(Exercise brief)
The records below are to be repeated in full, exactly as they are.

Excerpts from a figure dataset:
>> BEGIN
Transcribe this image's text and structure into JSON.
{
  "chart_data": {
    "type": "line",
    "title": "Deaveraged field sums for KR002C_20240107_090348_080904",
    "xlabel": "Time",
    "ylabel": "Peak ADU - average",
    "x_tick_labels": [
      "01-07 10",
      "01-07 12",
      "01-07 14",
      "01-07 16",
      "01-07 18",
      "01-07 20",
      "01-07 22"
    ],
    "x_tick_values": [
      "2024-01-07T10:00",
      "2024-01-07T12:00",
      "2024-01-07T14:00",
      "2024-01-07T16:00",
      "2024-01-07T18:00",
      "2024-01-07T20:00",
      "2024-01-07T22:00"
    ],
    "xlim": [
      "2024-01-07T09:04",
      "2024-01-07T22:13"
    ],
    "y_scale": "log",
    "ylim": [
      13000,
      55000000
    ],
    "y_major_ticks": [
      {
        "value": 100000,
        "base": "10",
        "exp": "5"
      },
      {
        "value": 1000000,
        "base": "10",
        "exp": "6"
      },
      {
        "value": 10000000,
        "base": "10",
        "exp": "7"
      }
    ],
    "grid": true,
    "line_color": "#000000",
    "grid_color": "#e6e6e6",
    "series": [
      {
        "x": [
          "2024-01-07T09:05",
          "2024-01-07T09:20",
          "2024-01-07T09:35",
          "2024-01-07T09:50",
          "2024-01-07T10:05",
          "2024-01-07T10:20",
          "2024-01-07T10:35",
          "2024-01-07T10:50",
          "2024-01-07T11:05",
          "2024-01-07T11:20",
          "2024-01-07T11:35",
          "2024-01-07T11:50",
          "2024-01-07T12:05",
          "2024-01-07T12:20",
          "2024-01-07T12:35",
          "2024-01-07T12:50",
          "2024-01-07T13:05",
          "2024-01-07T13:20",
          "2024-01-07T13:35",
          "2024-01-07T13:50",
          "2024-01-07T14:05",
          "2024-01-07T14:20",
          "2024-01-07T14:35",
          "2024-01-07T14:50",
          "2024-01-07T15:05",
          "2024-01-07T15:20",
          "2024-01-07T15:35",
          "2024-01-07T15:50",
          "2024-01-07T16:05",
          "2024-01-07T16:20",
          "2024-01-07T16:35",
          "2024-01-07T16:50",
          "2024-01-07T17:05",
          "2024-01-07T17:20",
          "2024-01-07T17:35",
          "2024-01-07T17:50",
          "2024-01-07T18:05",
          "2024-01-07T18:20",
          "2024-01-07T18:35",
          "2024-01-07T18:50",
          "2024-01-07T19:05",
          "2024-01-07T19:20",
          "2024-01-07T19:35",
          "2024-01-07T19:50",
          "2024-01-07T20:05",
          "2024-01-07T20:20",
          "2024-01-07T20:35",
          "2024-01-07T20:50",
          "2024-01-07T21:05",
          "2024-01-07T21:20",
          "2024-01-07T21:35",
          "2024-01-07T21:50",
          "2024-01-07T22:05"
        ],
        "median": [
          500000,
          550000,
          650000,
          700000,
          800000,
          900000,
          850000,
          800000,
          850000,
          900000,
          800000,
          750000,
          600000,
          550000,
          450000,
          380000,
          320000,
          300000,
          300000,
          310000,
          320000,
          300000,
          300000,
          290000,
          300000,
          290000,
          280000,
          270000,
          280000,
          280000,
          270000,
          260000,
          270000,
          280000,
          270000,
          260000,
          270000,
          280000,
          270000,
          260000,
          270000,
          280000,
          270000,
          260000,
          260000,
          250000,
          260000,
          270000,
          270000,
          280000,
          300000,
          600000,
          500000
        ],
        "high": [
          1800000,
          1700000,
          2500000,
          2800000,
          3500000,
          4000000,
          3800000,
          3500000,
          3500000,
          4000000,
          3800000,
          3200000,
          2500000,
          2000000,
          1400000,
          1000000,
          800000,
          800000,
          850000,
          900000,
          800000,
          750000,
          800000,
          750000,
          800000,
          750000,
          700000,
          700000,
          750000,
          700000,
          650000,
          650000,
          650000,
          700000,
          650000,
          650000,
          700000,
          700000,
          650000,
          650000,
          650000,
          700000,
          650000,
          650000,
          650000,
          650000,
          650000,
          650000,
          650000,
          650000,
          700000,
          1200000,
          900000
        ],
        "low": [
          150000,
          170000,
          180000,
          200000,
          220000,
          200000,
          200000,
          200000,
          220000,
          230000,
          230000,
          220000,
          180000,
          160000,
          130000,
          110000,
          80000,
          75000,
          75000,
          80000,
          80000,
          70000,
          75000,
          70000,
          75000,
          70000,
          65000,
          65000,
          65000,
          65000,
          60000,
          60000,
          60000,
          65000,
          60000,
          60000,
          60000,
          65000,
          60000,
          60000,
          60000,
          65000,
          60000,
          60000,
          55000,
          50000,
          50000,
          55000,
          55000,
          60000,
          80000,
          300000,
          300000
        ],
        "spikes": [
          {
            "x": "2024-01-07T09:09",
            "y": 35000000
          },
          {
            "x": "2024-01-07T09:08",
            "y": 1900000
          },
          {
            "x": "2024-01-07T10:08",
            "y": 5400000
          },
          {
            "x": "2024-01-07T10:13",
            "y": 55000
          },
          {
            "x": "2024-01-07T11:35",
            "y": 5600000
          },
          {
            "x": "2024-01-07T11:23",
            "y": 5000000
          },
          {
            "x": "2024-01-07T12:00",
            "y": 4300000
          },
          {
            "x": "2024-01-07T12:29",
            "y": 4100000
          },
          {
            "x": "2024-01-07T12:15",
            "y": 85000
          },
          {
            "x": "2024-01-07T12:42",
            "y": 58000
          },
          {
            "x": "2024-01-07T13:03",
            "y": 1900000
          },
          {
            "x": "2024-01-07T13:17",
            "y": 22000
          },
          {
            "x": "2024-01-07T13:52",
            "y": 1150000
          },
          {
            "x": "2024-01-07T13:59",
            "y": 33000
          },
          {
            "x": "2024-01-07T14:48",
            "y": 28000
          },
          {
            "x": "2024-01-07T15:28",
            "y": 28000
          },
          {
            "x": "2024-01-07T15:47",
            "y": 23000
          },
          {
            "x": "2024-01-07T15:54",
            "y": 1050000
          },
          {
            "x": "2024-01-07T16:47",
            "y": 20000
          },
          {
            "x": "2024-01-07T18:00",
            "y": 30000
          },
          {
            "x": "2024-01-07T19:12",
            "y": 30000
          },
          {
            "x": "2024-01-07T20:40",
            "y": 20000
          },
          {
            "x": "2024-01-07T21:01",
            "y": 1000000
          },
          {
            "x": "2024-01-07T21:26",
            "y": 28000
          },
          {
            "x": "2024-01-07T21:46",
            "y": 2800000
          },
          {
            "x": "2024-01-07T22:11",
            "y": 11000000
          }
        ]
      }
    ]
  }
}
>> END
(Solved problem)
Transcribe this image's text and structure into JSON.
{
  "chart_data": {
    "type": "line",
    "title": "Deaveraged field sums for KR002C_20240107_090348_080904",
    "xlabel": "Time",
    "ylabel": "Peak ADU - average",
    "x_tick_labels": [
      "01-07 10",
      "01-07 12",
      "01-07 14",
      "01-07 16",
      "01-07 18",
      "01-07 20",
      "01-07 22"
    ],
    "x_tick_values": [
      "2024-01-07T10:00",
      "2024-01-07T12:00",
      "2024-01-07T14:00",
      "2024-01-07T16:00",
      "2024-01-07T18:00",
      "2024-01-07T20:00",
      "2024-01-07T22:00"
    ],
    "xlim": [
      "2024-01-07T09:04",
      "2024-01-07T22:13"
    ],
    "y_scale": "log",
    "ylim": [
      13000,
      55000000
    ],
    "y_major_ticks": [
      {
        "value": 100000,
        "base": "10",
        "exp": "5"
      },
      {
        "value": 1000000,
        "base": "10",
        "exp": "6"
      },
      {
        "value": 10000000,
        "base": "10",
        "exp": "7"
      }
    ],
    "grid": true,
    "line_color": "#000000",
    "grid_color": "#e6e6e6",
    "series": [
      {
        "x": [
          "2024-01-07T09:05",
          "2024-01-07T09:20",
          "2024-01-07T09:35",
          "2024-01-07T09:50",
          "2024-01-07T10:05",
          "2024-01-07T10:20",
          "2024-01-07T10:35",
          "2024-01-07T10:50",
          "2024-01-07T11:05",
          "2024-01-07T11:20",
          "2024-01-07T11:35",
          "2024-01-07T11:50",
          "2024-01-07T12:05",
          "2024-01-07T12:20",
          "2024-01-07T12:35",
          "2024-01-07T12:50",
          "2024-01-07T13:05",
          "2024-01-07T13:20",
          "2024-01-07T13:35",
          "2024-01-07T13:50",
          "2024-01-07T14:05",
          "2024-01-07T14:20",
          "2024-01-07T14:35",
          "2024-01-07T14:50",
          "2024-01-07T15:05",
          "2024-01-07T15:20",
          "2024-01-07T15:35",
          "2024-01-07T15:50",
          "2024-01-07T16:05",
          "2024-01-07T16:20",
          "2024-01-07T16:35",
          "2024-01-07T16:50",
          "2024-01-07T17:05",
          "2024-01-07T17:20",
          "2024-01-07T17:35",
          "2024-01-07T17:50",
          "2024-01-07T18:05",
          "2024-01-07T18:20",
          "2024-01-07T18:35",
          "2024-01-07T18:50",
          "2024-01-07T19:05",
          "2024-01-07T19:20",
          "2024-01-07T19:35",
          "2024-01-07T19:50",
          "2024-01-07T20:05",
          "2024-01-07T20:20",
          "2024-01-07T20:35",
          "2024-01-07T20:50",
          "2024-01-07T21:05",
          "2024-01-07T21:20",
          "2024-01-07T21:35",
          "2024-01-07T21:50",
          "2024-01-07T22:05"
        ],
        "median": [
          500000,
          550000,
          650000,
          700000,
          800000,
          900000,
          850000,
          800000,
          850000,
          900000,
          800000,
          750000,
          600000,
          550000,
          450000,
          380000,
          320000,
          300000,
          300000,
          310000,
          320000,
          300000,
          300000,
          290000,
          300000,
          290000,
          280000,
          270000,
          280000,
          280000,
          270000,
          260000,
          270000,
          280000,
          270000,
          260000,
          270000,
          280000,
          270000,
          260000,
          270000,
          280000,
          270000,
          260000,
          260000,
          250000,
          260000,
          270000,
          270000,
          280000,
          300000,
          600000,
          500000
        ],
        "high": [
          1800000,
          1700000,
          2500000,
          2800000,
          3500000,
          4000000,
          3800000,
          3500000,
          3500000,
          4000000,
          3800000,
          3200000,
          2500000,
          2000000,
          1400000,
          1000000,
          800000,
          800000,
          850000,
          900000,
          800000,
          750000,
          800000,
          750000,
          800000,
          750000,
          700000,
          700000,
          750000,
          700000,
          650000,
          650000,
          650000,
          700000,
          650000,
          650000,
          700000,
          700000,
          650000,
          650000,
          650000,
          700000,
          650000,
          650000,
          650000,
          650000,
          650000,
          650000,
          650000,
          650000,
          700000,
          1200000,
          900000
        ],
        "low": [
          150000,
          170000,
          180000,
          200000,
          220000,
          200000,
          200000,
          200000,
          220000,
          230000,
          230000,
          220000,
          180000,
          160000,
          130000,
          110000,
          80000,
          75000,
          75000,
          80000,
          80000,
          70000,
          75000,
          70000,
          75000,
          70000,
          65000,
          65000,
          65000,
          65000,
          60000,
          60000,
          60000,
          65000,
          60000,
          60000,
          60000,
          65000,
          60000,
          60000,
          60000,
          65000,
          60000,
          60000,
          55000,
          50000,
          50000,
          55000,
          55000,
          60000,
          80000,
          300000,
          300000
        ],
        "spikes": [
          {
            "x": "2024-01-07T09:09",
            "y": 35000000
          },
          {
            "x": "2024-01-07T09:08",
            "y": 1900000
          },
          {
            "x": "2024-01-07T10:08",
            "y": 5400000
          },
          {
            "x": "2024-01-07T10:13",
            "y": 55000
          },
          {
            "x": "2024-01-07T11:35",
            "y": 5600000
          },
          {
            "x": "2024-01-07T11:23",
            "y": 5000000
          },
          {
            "x": "2024-01-07T12:00",
            "y": 4300000
          },
          {
            "x": "2024-01-07T12:29",
            "y": 4100000
          },
          {
            "x": "2024-01-07T12:15",
            "y": 85000
          },
          {
            "x": "2024-01-07T12:42",
            "y": 58000
          },
          {
            "x": "2024-01-07T13:03",
            "y": 1900000
          },
          {
            "x": "2024-01-07T13:17",
            "y": 22000
          },
          {
            "x": "2024-01-07T13:52",
            "y": 1150000
          },
          {
            "x": "2024-01-07T13:59",
            "y": 33000
          },
          {
            "x": "2024-01-07T14:48",
            "y": 28000
          },
          {
            "x": "2024-01-07T15:28",
            "y": 28000
          },
          {
            "x": "2024-01-07T15:47",
            "y": 23000
          },
          {
            "x": "2024-01-07T15:54",
            "y": 1050000
          },
          {
            "x": "2024-01-07T16:47",
            "y": 20000
          },
          {
            "x": "2024-01-07T18:00",
            "y": 30000
          },
          {
            "x": "2024-01-07T19:12",
            "y": 30000
          },
          {
            "x": "2024-01-07T20:40",
            "y": 20000
          },
          {
            "x": "2024-01-07T21:01",
            "y": 1000000
          },
          {
            "x": "2024-01-07T21:26",
            "y": 28000
          },
          {
            "x": "2024-01-07T21:46",
            "y": 2800000
          },
          {
            "x": "2024-01-07T22:11",
            "y": 11000000
          }
        ]
      }
    ]
  }
}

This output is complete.